● **STATED TASK**:
Where a line of the material contains the string "JSON", copy that line.

● **DATA**:
· · ·

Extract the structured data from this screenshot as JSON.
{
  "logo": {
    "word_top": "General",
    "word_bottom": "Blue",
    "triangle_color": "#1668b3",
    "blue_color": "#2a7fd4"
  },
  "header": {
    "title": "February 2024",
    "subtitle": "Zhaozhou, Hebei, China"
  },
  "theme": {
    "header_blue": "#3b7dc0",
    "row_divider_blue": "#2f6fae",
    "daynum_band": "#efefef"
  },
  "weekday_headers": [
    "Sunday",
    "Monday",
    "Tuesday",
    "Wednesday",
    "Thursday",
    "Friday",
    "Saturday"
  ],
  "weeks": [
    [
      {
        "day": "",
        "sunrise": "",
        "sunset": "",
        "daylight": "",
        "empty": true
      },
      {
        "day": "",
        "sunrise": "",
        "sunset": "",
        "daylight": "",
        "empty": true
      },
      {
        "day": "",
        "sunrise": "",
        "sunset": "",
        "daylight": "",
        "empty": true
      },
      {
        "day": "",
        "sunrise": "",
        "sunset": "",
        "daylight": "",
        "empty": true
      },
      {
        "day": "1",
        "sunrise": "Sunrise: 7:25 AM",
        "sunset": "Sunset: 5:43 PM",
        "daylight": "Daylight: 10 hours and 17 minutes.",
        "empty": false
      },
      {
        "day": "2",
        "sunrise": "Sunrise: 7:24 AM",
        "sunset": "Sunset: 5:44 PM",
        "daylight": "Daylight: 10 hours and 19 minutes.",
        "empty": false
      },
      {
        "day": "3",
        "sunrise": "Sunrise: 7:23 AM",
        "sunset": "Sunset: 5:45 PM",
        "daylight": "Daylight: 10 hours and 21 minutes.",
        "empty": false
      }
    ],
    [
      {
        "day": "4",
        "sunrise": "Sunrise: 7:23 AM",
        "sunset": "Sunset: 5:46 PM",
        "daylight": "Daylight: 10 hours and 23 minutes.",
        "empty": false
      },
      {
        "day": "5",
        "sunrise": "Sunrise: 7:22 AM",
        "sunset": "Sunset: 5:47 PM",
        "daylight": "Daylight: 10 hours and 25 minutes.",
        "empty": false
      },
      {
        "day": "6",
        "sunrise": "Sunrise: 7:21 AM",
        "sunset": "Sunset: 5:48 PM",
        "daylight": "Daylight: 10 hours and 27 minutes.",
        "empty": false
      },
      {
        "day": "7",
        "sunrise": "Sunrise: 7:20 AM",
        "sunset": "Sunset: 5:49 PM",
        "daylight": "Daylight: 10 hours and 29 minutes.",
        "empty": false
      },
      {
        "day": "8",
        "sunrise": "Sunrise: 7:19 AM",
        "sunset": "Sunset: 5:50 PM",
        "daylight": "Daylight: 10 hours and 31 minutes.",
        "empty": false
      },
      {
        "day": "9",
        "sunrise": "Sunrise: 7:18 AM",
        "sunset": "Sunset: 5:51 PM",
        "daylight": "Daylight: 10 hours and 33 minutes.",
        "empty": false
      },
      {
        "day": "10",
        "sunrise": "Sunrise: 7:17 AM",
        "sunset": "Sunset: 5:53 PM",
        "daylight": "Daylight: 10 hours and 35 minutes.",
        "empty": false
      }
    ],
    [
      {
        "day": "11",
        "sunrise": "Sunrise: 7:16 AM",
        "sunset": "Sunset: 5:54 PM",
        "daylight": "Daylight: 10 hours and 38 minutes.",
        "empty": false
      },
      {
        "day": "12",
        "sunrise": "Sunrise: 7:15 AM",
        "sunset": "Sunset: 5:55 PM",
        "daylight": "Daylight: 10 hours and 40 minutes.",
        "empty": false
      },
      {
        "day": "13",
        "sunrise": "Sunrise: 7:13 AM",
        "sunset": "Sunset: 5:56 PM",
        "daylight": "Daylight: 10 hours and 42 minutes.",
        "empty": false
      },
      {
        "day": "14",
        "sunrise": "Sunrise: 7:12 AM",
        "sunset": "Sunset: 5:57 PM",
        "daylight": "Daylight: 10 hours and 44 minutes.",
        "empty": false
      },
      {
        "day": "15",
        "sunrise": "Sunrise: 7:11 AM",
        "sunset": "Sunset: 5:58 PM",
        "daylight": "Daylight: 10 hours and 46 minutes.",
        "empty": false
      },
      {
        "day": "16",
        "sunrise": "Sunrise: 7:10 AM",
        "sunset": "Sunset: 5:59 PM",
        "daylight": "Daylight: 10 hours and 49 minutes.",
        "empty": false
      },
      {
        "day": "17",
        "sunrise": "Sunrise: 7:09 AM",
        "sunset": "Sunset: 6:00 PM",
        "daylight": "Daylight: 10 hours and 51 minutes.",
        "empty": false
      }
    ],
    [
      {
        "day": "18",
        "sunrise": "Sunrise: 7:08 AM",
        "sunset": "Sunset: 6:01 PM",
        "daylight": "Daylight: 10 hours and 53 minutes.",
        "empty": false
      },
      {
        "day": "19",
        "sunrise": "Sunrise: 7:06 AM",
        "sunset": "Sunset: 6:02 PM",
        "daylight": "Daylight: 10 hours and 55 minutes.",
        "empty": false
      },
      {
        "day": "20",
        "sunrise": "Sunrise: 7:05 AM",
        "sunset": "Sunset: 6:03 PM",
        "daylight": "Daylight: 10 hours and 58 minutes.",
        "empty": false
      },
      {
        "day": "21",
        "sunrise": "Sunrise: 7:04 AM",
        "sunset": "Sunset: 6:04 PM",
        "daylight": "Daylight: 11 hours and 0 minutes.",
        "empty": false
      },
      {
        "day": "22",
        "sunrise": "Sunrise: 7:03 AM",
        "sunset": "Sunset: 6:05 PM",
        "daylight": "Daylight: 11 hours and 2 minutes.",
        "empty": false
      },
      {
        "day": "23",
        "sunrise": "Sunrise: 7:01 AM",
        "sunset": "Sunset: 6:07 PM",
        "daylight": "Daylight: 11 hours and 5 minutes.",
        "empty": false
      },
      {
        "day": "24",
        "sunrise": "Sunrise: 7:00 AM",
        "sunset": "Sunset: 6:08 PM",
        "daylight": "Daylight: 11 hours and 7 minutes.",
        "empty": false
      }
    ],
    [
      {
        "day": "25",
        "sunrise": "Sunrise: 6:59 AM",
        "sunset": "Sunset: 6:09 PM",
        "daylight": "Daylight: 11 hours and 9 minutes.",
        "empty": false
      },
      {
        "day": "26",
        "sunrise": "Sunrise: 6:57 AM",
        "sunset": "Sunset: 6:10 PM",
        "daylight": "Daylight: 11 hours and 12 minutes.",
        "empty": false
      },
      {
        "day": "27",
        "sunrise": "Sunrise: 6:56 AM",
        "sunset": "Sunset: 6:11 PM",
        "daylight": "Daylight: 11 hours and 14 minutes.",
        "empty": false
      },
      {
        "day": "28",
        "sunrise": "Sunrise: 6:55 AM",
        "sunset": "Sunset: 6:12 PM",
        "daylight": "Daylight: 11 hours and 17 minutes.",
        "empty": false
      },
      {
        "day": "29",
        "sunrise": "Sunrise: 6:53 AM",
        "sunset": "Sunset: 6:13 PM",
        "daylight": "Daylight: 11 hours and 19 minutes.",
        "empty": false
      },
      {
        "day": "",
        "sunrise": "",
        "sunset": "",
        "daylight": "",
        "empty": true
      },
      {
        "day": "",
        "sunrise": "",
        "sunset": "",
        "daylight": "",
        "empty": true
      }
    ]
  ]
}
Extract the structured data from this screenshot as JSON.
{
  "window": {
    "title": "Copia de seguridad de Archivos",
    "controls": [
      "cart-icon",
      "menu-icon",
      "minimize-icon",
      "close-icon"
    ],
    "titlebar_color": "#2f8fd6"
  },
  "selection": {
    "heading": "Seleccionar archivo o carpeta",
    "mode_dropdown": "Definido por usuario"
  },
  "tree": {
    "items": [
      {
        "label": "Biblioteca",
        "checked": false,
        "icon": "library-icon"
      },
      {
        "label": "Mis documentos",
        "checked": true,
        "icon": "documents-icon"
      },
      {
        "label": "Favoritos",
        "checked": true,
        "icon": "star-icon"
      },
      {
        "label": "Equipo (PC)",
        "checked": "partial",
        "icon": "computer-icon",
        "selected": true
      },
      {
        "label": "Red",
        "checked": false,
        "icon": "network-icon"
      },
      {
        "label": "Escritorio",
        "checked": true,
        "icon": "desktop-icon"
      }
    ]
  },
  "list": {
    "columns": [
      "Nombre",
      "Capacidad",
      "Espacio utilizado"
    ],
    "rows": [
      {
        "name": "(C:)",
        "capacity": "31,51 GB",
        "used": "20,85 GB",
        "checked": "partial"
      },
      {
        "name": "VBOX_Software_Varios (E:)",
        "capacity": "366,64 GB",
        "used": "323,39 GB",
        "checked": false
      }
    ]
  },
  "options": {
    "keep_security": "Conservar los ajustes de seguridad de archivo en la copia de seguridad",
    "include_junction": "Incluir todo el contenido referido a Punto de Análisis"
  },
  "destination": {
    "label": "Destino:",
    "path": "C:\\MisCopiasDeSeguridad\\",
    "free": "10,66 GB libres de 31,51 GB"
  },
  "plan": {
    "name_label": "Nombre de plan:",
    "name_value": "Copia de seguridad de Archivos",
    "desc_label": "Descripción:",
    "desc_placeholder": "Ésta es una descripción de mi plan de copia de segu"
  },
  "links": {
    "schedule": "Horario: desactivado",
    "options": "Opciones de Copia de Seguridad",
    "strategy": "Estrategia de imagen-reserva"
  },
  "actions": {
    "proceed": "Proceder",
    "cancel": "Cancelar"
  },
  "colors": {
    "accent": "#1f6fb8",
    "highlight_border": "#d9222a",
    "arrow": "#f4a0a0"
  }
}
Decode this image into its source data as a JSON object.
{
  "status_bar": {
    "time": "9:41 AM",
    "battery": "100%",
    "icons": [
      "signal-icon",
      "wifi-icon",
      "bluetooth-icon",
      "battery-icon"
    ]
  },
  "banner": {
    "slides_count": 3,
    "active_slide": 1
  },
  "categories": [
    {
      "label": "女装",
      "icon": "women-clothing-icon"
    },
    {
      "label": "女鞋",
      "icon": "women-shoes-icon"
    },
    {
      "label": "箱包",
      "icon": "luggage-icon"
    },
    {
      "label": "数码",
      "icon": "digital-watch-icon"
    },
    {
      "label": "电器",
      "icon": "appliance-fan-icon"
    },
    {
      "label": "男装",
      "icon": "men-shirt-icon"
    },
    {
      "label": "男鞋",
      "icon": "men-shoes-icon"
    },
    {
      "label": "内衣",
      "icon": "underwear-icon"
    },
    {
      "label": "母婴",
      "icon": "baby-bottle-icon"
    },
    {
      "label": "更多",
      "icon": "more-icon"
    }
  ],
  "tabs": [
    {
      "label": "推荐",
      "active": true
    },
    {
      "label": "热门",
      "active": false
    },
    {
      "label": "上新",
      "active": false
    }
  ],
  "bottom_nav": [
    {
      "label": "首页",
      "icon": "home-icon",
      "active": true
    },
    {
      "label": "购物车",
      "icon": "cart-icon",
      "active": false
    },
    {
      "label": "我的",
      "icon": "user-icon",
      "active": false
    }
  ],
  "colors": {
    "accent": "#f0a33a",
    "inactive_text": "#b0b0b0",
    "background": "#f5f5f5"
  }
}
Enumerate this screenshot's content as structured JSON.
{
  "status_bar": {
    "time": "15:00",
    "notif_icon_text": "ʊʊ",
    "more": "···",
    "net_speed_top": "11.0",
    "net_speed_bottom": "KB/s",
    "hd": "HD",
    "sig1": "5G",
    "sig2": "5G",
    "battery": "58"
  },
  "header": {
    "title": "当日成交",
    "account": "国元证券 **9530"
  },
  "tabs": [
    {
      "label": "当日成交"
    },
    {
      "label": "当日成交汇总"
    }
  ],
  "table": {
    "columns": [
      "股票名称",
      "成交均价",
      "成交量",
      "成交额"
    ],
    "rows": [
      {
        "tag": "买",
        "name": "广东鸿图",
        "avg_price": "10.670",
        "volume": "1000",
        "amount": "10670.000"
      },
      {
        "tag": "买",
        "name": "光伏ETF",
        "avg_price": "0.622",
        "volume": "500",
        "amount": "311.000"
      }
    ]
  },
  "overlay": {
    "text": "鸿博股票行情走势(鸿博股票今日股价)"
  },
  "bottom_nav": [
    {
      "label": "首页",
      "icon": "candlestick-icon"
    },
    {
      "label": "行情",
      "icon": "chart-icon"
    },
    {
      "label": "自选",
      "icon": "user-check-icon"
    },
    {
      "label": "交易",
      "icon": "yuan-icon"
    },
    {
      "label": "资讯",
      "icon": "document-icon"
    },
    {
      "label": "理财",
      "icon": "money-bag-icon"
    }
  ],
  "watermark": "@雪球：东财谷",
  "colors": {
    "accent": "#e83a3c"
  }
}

· · ·

● **TASK SOLUTION**:
Extract the structured data from this screenshot as JSON.
Extract the structured data from this screenshot as JSON.
Decode this image into its source data as a JSON object.
Enumerate this screenshot's content as structured JSON.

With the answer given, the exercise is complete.